[Dataset records on visual material]
- - - - - - -

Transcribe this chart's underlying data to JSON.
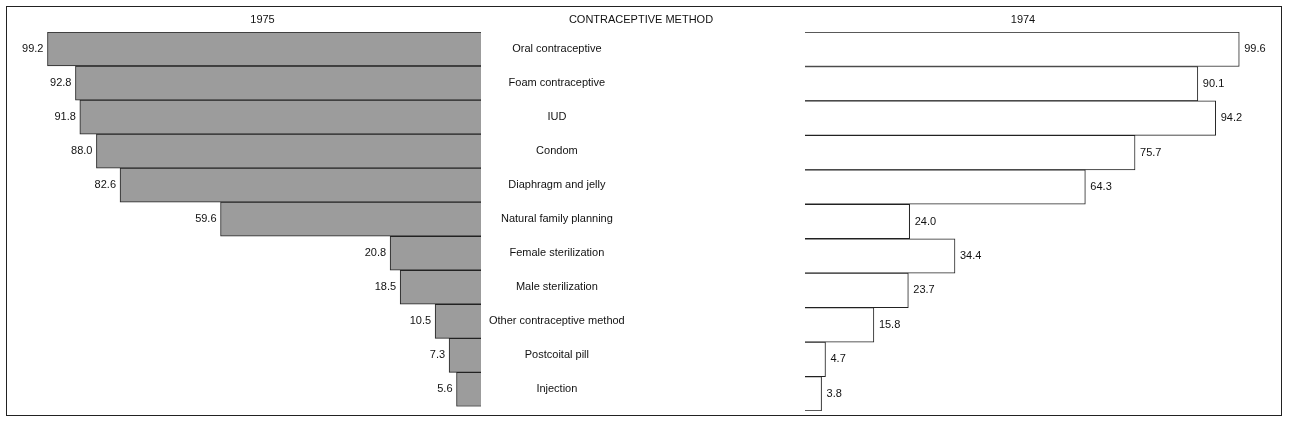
{
  "chart_data": [
    {
      "type": "bar",
      "orientation": "horizontal",
      "title": "1975",
      "ylabel": "CONTRACEPTIVE METHOD",
      "categories": [
        "Oral contraceptive",
        "Foam contraceptive",
        "IUD",
        "Condom",
        "Diaphragm and jelly",
        "Natural family planning",
        "Female sterilization",
        "Male sterilization",
        "Other contraceptive method",
        "Postcoital pill",
        "Injection"
      ],
      "values": [
        99.2,
        92.8,
        91.8,
        88.0,
        82.6,
        59.6,
        20.8,
        18.5,
        10.5,
        7.3,
        5.6
      ],
      "value_labels": [
        "99.2",
        "92.8",
        "91.8",
        "88.0",
        "82.6",
        "59.6",
        "20.8",
        "18.5",
        "10.5",
        "7.3",
        "5.6"
      ],
      "color": "#9c9c9c",
      "tick_labels": "y"
    },
    {
      "type": "bar",
      "orientation": "horizontal",
      "title": "1974",
      "categories": [
        null,
        null,
        null,
        null,
        null,
        null,
        null,
        null,
        null,
        null,
        null
      ],
      "values": [
        99.6,
        90.1,
        94.2,
        75.7,
        64.3,
        24.0,
        34.4,
        23.7,
        15.8,
        4.7,
        3.8
      ],
      "value_labels": [
        "99.6",
        "90.1",
        "94.2",
        "75.7",
        "64.3",
        "24.0",
        "34.4",
        "23.7",
        "15.8",
        "4.7",
        "3.8"
      ],
      "color": "#ffffff",
      "tick_labels": false
    }
  ]
}
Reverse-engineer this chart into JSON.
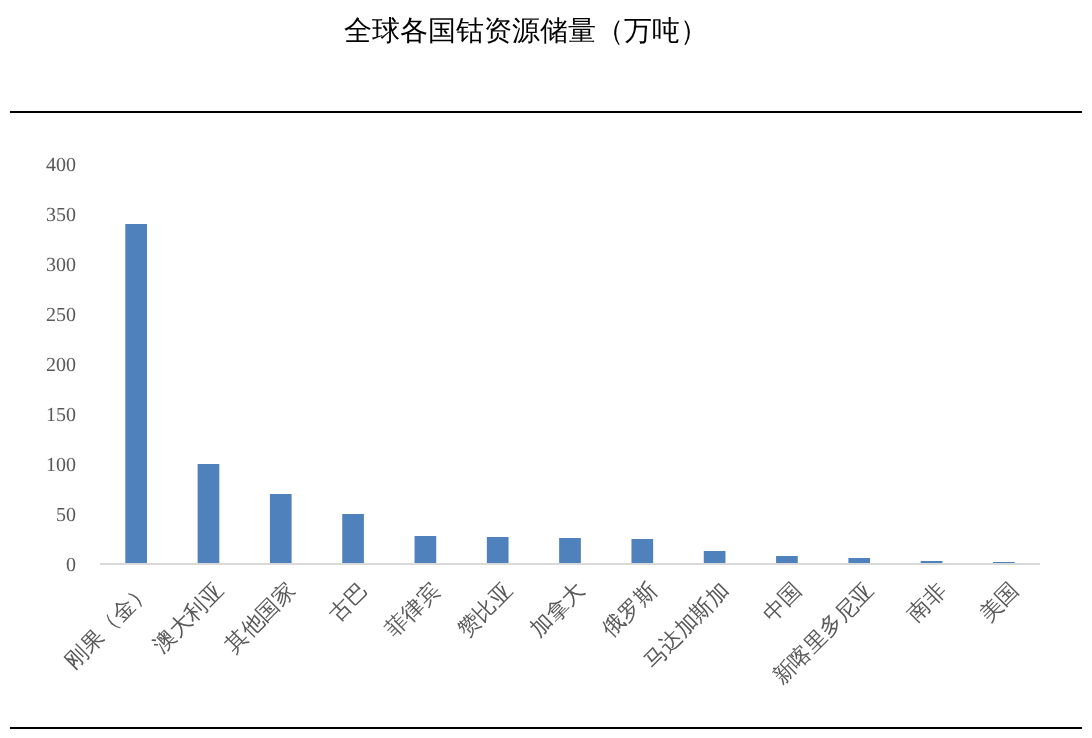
{
  "chart_data": {
    "type": "bar",
    "title": "全球各国钴资源储量（万吨）",
    "categories": [
      "刚果（金）",
      "澳大利亚",
      "其他国家",
      "古巴",
      "菲律宾",
      "赞比亚",
      "加拿大",
      "俄罗斯",
      "马达加斯加",
      "中国",
      "新喀里多尼亚",
      "南非",
      "美国"
    ],
    "values": [
      340,
      100,
      70,
      50,
      28,
      27,
      26,
      25,
      13,
      8,
      6,
      3,
      2
    ],
    "color": "#4f81bd",
    "ylim": [
      0,
      400
    ],
    "yticks": [
      0,
      50,
      100,
      150,
      200,
      250,
      300,
      350,
      400
    ],
    "grid": false
  }
}
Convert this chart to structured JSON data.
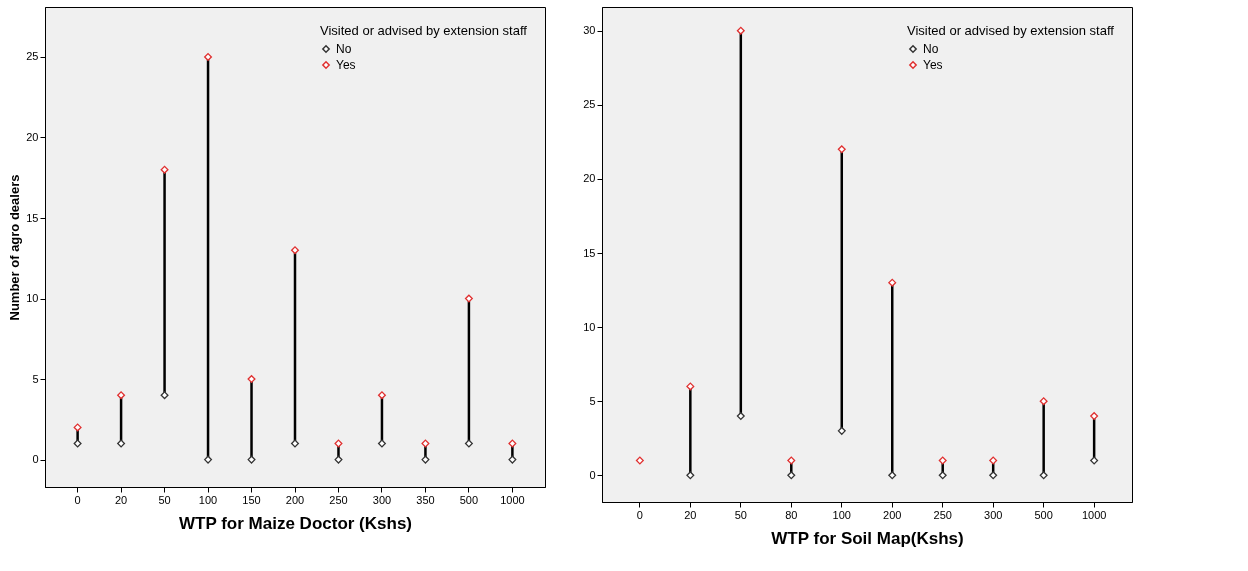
{
  "chart_data": [
    {
      "type": "scatter",
      "xlabel": "WTP for Maize Doctor (Kshs)",
      "ylabel": "Number of agro dealers",
      "legend_title": "Visited or advised by extension staff",
      "legend": "top right",
      "marker": "diamond",
      "categories": [
        "0",
        "20",
        "50",
        "100",
        "150",
        "200",
        "250",
        "300",
        "350",
        "500",
        "1000"
      ],
      "ylim": [
        -1.7,
        28.1
      ],
      "yticks": [
        0,
        5,
        10,
        15,
        20,
        25
      ],
      "series": [
        {
          "name": "No",
          "color": "#333333",
          "values": [
            1,
            1,
            4,
            0,
            0,
            1,
            0,
            1,
            0,
            1,
            0
          ]
        },
        {
          "name": "Yes",
          "color": "#e03030",
          "values": [
            2,
            4,
            18,
            25,
            5,
            13,
            1,
            4,
            1,
            10,
            1
          ]
        }
      ]
    },
    {
      "type": "scatter",
      "xlabel": "WTP for Soil Map(Kshs)",
      "legend_title": "Visited or advised by extension staff",
      "legend": "top right",
      "marker": "diamond",
      "categories": [
        "0",
        "20",
        "50",
        "80",
        "100",
        "200",
        "250",
        "300",
        "500",
        "1000"
      ],
      "ylim": [
        -1.8,
        31.6
      ],
      "yticks": [
        0,
        5,
        10,
        15,
        20,
        25,
        30
      ],
      "series": [
        {
          "name": "No",
          "color": "#333333",
          "values": [
            null,
            0,
            4,
            0,
            3,
            0,
            0,
            0,
            0,
            1
          ]
        },
        {
          "name": "Yes",
          "color": "#e03030",
          "values": [
            1,
            6,
            30,
            1,
            22,
            13,
            1,
            1,
            5,
            4
          ]
        }
      ]
    }
  ]
}
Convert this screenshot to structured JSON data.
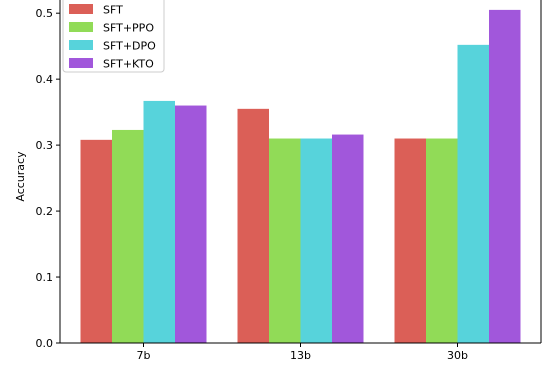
{
  "chart_data": {
    "type": "bar",
    "title": "",
    "xlabel": "",
    "ylabel": "Accuracy",
    "categories": [
      "7b",
      "13b",
      "30b"
    ],
    "series": [
      {
        "name": "SFT",
        "color": "#db5f57",
        "values": [
          0.308,
          0.355,
          0.31
        ]
      },
      {
        "name": "SFT+PPO",
        "color": "#91db57",
        "values": [
          0.323,
          0.31,
          0.31
        ]
      },
      {
        "name": "SFT+DPO",
        "color": "#57d3db",
        "values": [
          0.367,
          0.31,
          0.452
        ]
      },
      {
        "name": "SFT+KTO",
        "color": "#a157db",
        "values": [
          0.36,
          0.316,
          0.505
        ]
      }
    ],
    "ylim": [
      0,
      0.5
    ],
    "yticks": [
      "0.0",
      "0.1",
      "0.2",
      "0.3",
      "0.4",
      "0.5"
    ],
    "grid": false,
    "legend_position": "top-left"
  }
}
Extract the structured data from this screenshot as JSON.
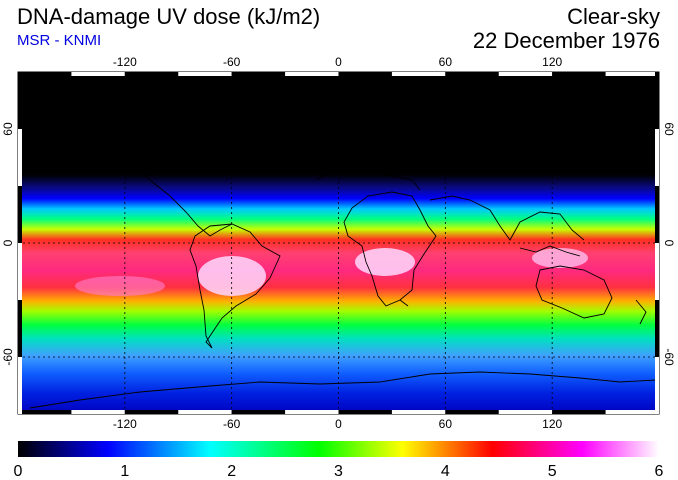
{
  "header": {
    "title": "DNA-damage UV dose (kJ/m2)",
    "subtitle": "MSR - KNMI",
    "sky_condition": "Clear-sky",
    "date": "22 December 1976"
  },
  "map": {
    "longitude_labels": [
      "-120",
      "-60",
      "0",
      "60",
      "120"
    ],
    "longitude_values": [
      -120,
      -60,
      0,
      60,
      120
    ],
    "latitude_labels": [
      "60",
      "0",
      "-60"
    ],
    "latitude_values": [
      60,
      0,
      -60
    ],
    "extent": {
      "lon_min": -180,
      "lon_max": 180,
      "lat_min": -90,
      "lat_max": 90
    }
  },
  "colorbar": {
    "min": 0,
    "max": 6,
    "tick_labels": [
      "0",
      "1",
      "2",
      "3",
      "4",
      "5",
      "6"
    ],
    "colors": [
      "#000000",
      "#0000ff",
      "#00ffff",
      "#00ff00",
      "#ffff00",
      "#ff0000",
      "#ff00ff",
      "#ffffff"
    ]
  }
}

- - - - - - -

* _GIVEN TASK_
Gather and return every line that holds the string "screenshot".

* _WRITTEN REPLY_
Convert this screenshot to structured JSON data.
Extract the structured data from this screenshot as JSON.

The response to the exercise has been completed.